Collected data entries

********************

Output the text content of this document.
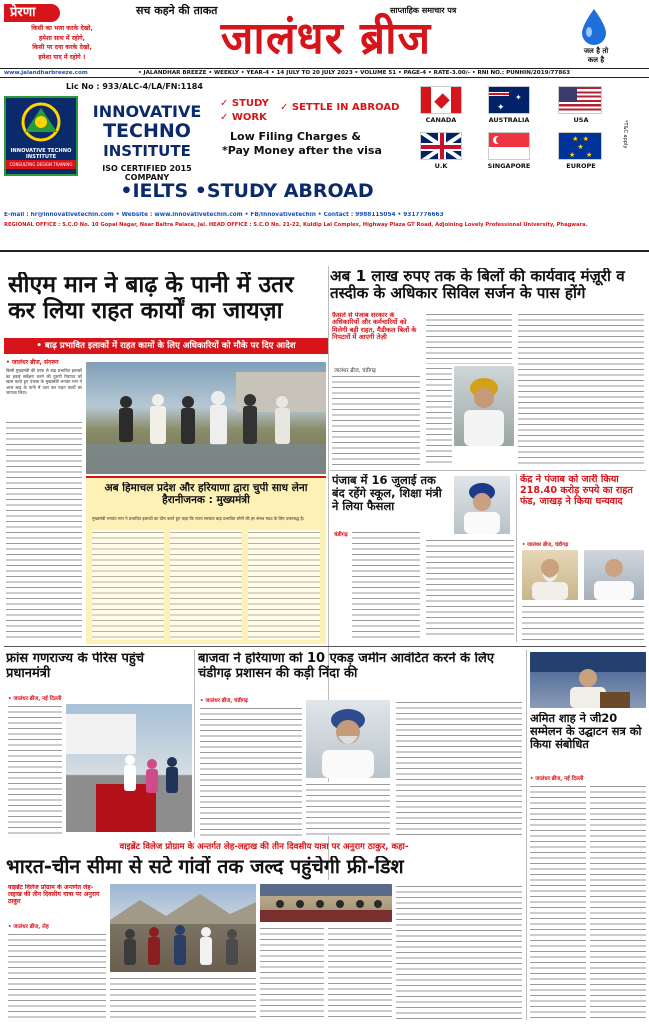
प्रेरणा
किसी का भला करके देखो,
हमेशा साथ में रहोगे,
किसी पर दया करके देखो,
हमेशा याद में रहोगे !
सच कहने की ताकत	साप्ताहिक समाचार पत्र
जालंधर ब्रीज	जल है तो
कल है
www.jalandharbreeze.com	• JALANDHAR BREEZE • WEEKLY • YEAR-4 • 14 JULY TO 20 JULY 2023 • VOLUME 51 • PAGE-4 • RATE-3.00/- • RNI NO.: PUNHIN/2019/77863
Lic No : 933/ALC-4/LA/FN:1184
INNOVATIVE TECHNO INSTITUTE
CONSULTING DESIGN TRAINING
INNOVATIVE
TECHNO
INSTITUTE
ISO CERTIFIED 2015 COMPANY
✓ STUDY
✓ WORK
✓ SETTLE IN ABROAD
Low Filing Charges &
*Pay Money after the visa
•IELTS •STUDY ABROAD
CANADA
✦
✦
AUSTRALIA	USA
U.K	SINGAPORE
★ ★ ★
★   ★

EUROPE
*T&C apply
E-mail : hr@innovativetechin.com • Website : www.innovativetechin.com • FB/Innovativetechin • Contact : 9988115054 • 9317776663
REGIONAL OFFICE : S.C.O No. 10 Gopal Nagar, Near Baltra Palace, Jal. HEAD OFFICE : S.C.O No. 21-22, Kuldip Lal Complex, Highway Plaza GT Road, Adjoining Lovely Professional University, Phagwara.
सीएम मान ने बाढ़ के पानी में उतर कर लिया राहत कार्यों का जायज़ा
• बाढ़ प्रभावित इलाकों में राहत कामों के लिए अधिकारियों को मौके पर दिए आदेश
• जालंधर ब्रीज, संगरूर
किसी मुख्यमंत्री की तरफ से बाढ़ प्रभावित इलाकों का हवाई सर्वेक्षण करने की पुरानी रिवायत को खत्म करते हुए पंजाब के मुख्यमंत्री भगवंत मान ने आज बाढ़ के पानी में उतर कर राहत कार्यों का जायज़ा लिया।
अब हिमाचल प्रदेश और हरियाणा द्वारा चुपी साध लेना हैरानीजनक : मुख्यमंत्री
मुख्यमंत्री भगवंत मान ने प्रभावित इलाकों का दौरा करते हुए कहा कि राज्य सरकार बाढ़ प्रभावित लोगों की हर संभव मदद के लिए वचनबद्ध है।
अब 1 लाख रुपए तक के बिलों की कार्यवाद मंज़ूरी व तस्दीक के अधिकार सिविल सर्जन के पास होंगे
फ़ैसले से पंजाब सरकार के अधिकारियों और कर्मचारियों को मिलेगी बड़ी राहत, मैडीकल बिलों के निपटारों में आएगी तेज़ी
जालंधर ब्रीज, चंडीगढ़
पंजाब में 16 जुलाई तक बंद रहेंगे स्कूल, शिक्षा मंत्री ने लिया फैसला
चंडीगढ़
केंद्र ने पंजाब को जारी किया 218.40 करोड़ रुपये का राहत फंड, जाखड़ ने किया धन्यवाद
• जालंधर ब्रीज, चंडीगढ़
फ्रांस गणराज्य के पेरिस पहुंचे प्रधानमंत्री
• जालंधर ब्रीज, नई दिल्ली
बाजवा ने हरियाणा को 10 एकड़ जमीन आवंटित करने के लिए चंडीगढ़ प्रशासन की कड़ी निंदा की
• जालंधर ब्रीज, चंडीगढ़
अमित शाह ने जी20 सम्मेलन के उद्घाटन सत्र को किया संबोधित
• जालंधर ब्रीज, नई दिल्ली
वाइब्रेंट विलेज प्रोग्राम के अन्तर्गत लेह-लद्दाख की तीन दिवसीय यात्रा पर अनुराग ठाकुर, कहा-
भारत-चीन सीमा से सटे गांवों तक जल्द पहुंचेगी फ्री-डिश
वाइब्रेंट विलेज प्रोग्राम के अन्तर्गत लेह-लद्दाख की तीन दिवसीय यात्रा पर अनुराग ठाकुर
• जालंधर ब्रीज, लेह
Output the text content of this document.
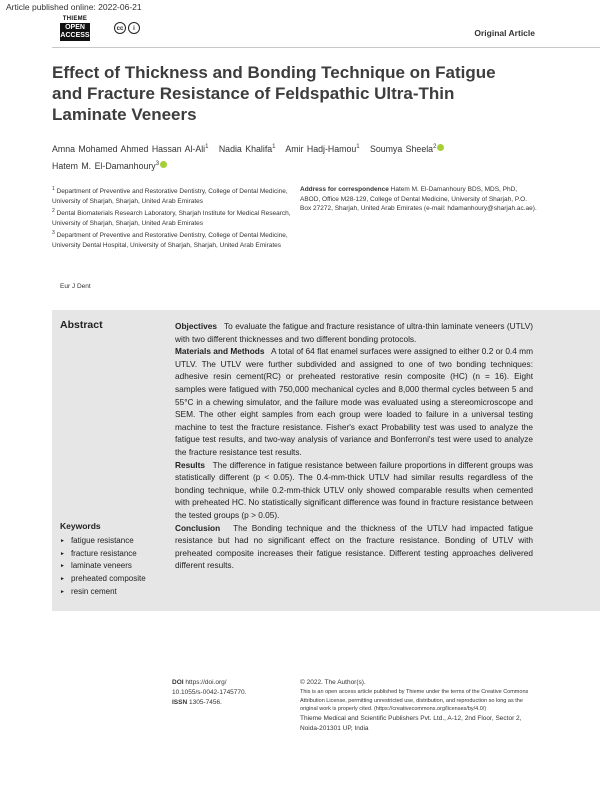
Article published online: 2022-06-21
THIEME
OPEN
ACCESS
cc	i	Original Article
Effect of Thickness and Bonding Technique on Fatigue and Fracture Resistance of Feldspathic Ultra-Thin Laminate Veneers
Amna Mohamed Ahmed Hassan Al-Ali$^1$ Nadia Khalifa$^1$ Amir Hadj-Hamou$^1$ Soumya Sheela$^2$
Hatem M. El-Damanhoury$^3$

$^1$ Department of Preventive and Restorative Dentistry, College of Dental Medicine, University of Sharjah, Sharjah, United Arab Emirates

$^2$ Dental Biomaterials Research Laboratory, Sharjah Institute for Medical Research, University of Sharjah, Sharjah, United Arab Emirates

$^3$ Department of Preventive and Restorative Dentistry, College of Dental Medicine, University Dental Hospital, University of Sharjah, Sharjah, United Arab Emirates

Address for correspondence Hatem M. El-Damanhoury BDS, MDS, PhD, ABOD, Office M28-129, College of Dental Medicine, University of Sharjah, P.O. Box 27272, Sharjah, United Arab Emirates (e-mail: hdamanhoury@sharjah.ac.ae).
Eur J Dent
Abstract	Objectives To evaluate the fatigue and fracture resistance of ultra-thin laminate veneers (UTLV) with two different thicknesses and two different bonding protocols.

Materials and Methods A total of 64 flat enamel surfaces were assigned to either 0.2 or 0.4 mm UTLV. The UTLV were further subdivided and assigned to one of two bonding techniques: adhesive resin cement(RC) or preheated restorative resin composite (HC) (n = 16). Eight samples were fatigued with 750,000 mechanical cycles and 8,000 thermal cycles between 5 and 55°C in a chewing simulator, and the failure mode was evaluated using a stereomicroscope and SEM. The other eight samples from each group were loaded to failure in a universal testing machine to test the fracture resistance. Fisher's exact Probability test was used to analyze the fatigue test results, and two-way analysis of variance and Bonferroni's test were used to analyze the fracture resistance test results.

Results The difference in fatigue resistance between failure proportions in different groups was statistically different (p < 0.05). The 0.4-mm-thick UTLV had similar results regardless of the bonding technique, while 0.2-mm-thick UTLV only showed comparable results when cemented with preheated HC. No statistically significant difference was found in fracture resistance between the tested groups (p > 0.05).

Conclusion The Bonding technique and the thickness of the UTLV had impacted fatigue resistance but had no significant effect on the fracture resistance. Bonding of UTLV with preheated composite increases their fatigue resistance. Different testing approaches delivered different results.

Keywords
► fatigue resistance
► fracture resistance
► laminate veneers
► preheated composite
► resin cement
DOI https://doi.org/
10.1055/s-0042-1745770.
ISSN 1305-7456.

© 2022. The Author(s).

This is an open access article published by Thieme under the terms of the Creative Commons Attribution License, permitting unrestricted use, distribution, and reproduction so long as the original work is properly cited. (https://creativecommons.org/licenses/by/4.0/)

Thieme Medical and Scientific Publishers Pvt. Ltd., A-12, 2nd Floor, Sector 2, Noida-201301 UP, India
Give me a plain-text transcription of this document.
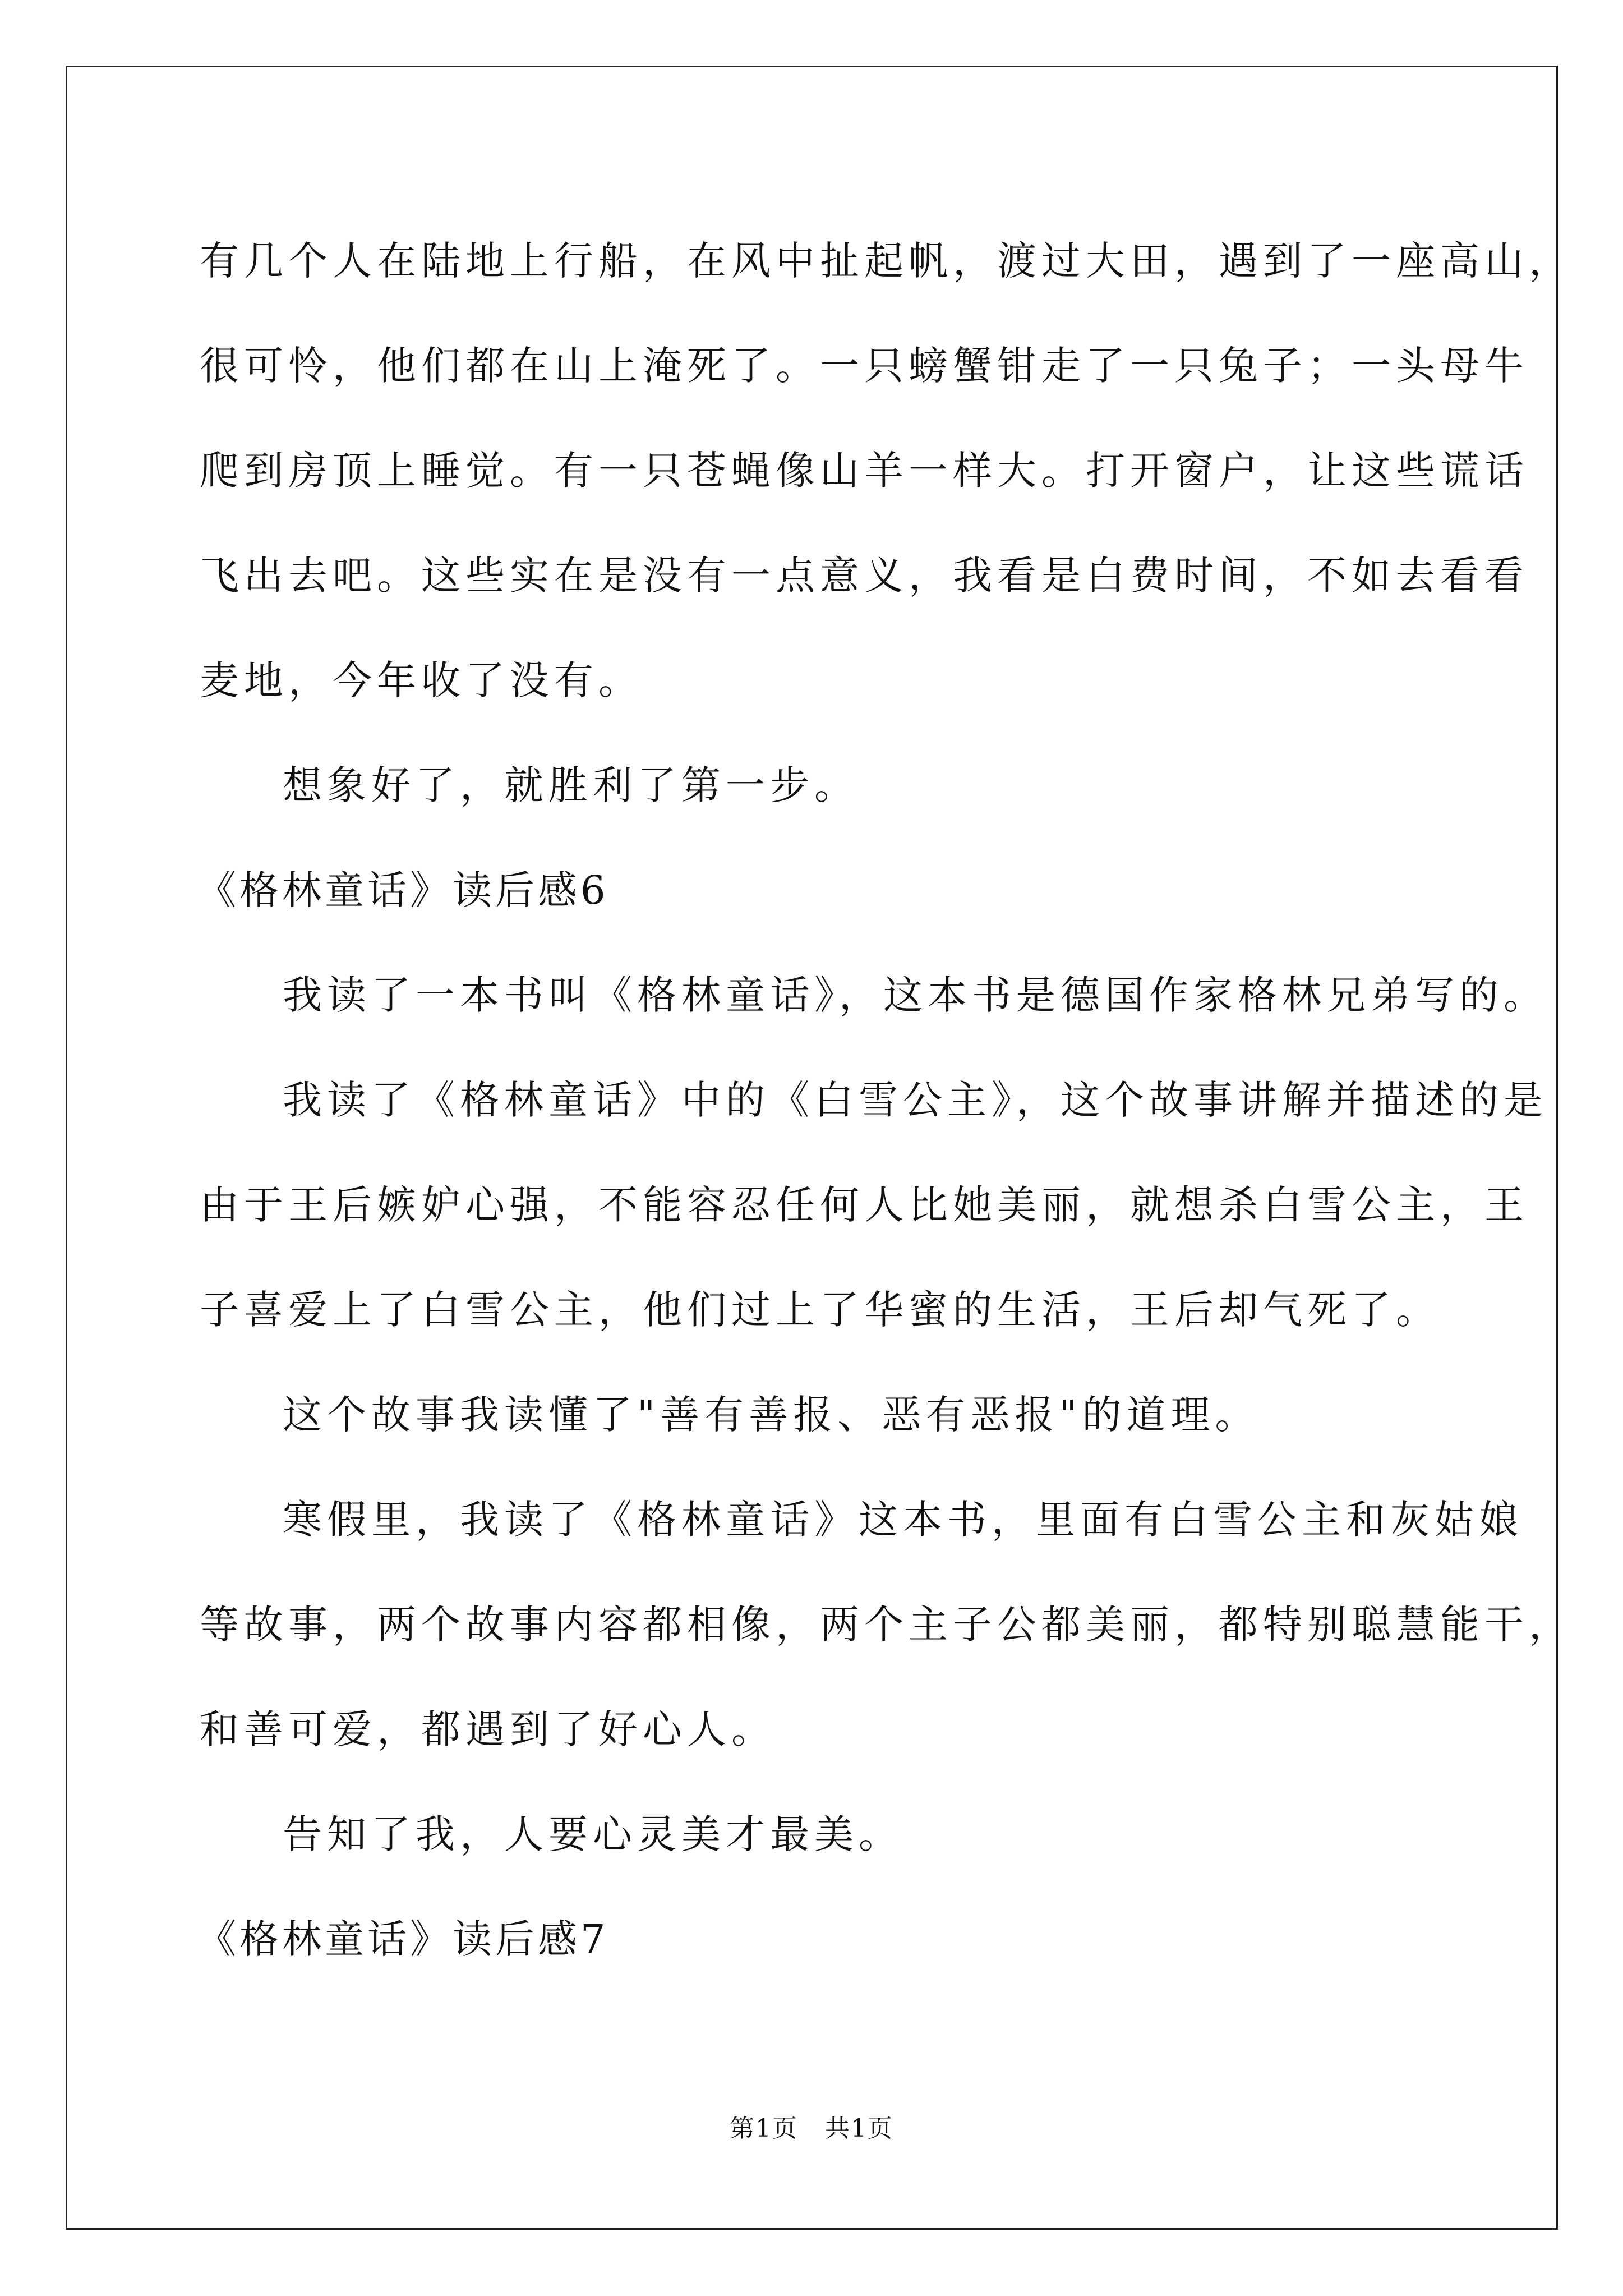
有几个人在陆地上行船，在风中扯起帆，渡过大田，遇到了一座高山，
很可怜，他们都在山上淹死了。一只螃蟹钳走了一只兔子；一头母牛
爬到房顶上睡觉。有一只苍蝇像山羊一样大。打开窗户，让这些谎话
飞出去吧。这些实在是没有一点意义，我看是白费时间，不如去看看
麦地，今年收了没有。
想象好了，就胜利了第一步。
《格林童话》读后感6
我读了一本书叫《格林童话》，这本书是德国作家格林兄弟写的。
我读了《格林童话》中的《白雪公主》，这个故事讲解并描述的是
由于王后嫉妒心强，不能容忍任何人比她美丽，就想杀白雪公主，王
子喜爱上了白雪公主，他们过上了华蜜的生活，王后却气死了。
这个故事我读懂了"善有善报、恶有恶报"的道理。
寒假里，我读了《格林童话》这本书，里面有白雪公主和灰姑娘
等故事，两个故事内容都相像，两个主子公都美丽，都特别聪慧能干，
和善可爱，都遇到了好心人。
告知了我，人要心灵美才最美。
《格林童话》读后感7
第1页 共1页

********************

(DIRECTIONS) Take every line from the data that contains the word "College".

(SOLUTION TO THIS TASK)
$^1$ Department of Preventive and Restorative Dentistry, College of Dental Medicine, University of Sharjah, Sharjah, United Arab Emirates
$^3$ Department of Preventive and Restorative Dentistry, College of Dental Medicine, University Dental Hospital, University of Sharjah, Sharjah, United Arab Emirates
Address for correspondence Hatem M. El-Damanhoury BDS, MDS, PhD, ABOD, Office M28-129, College of Dental Medicine, University of Sharjah, P.O. Box 27272, Sharjah, United Arab Emirates (e-mail: hdamanhoury@sharjah.ac.ae).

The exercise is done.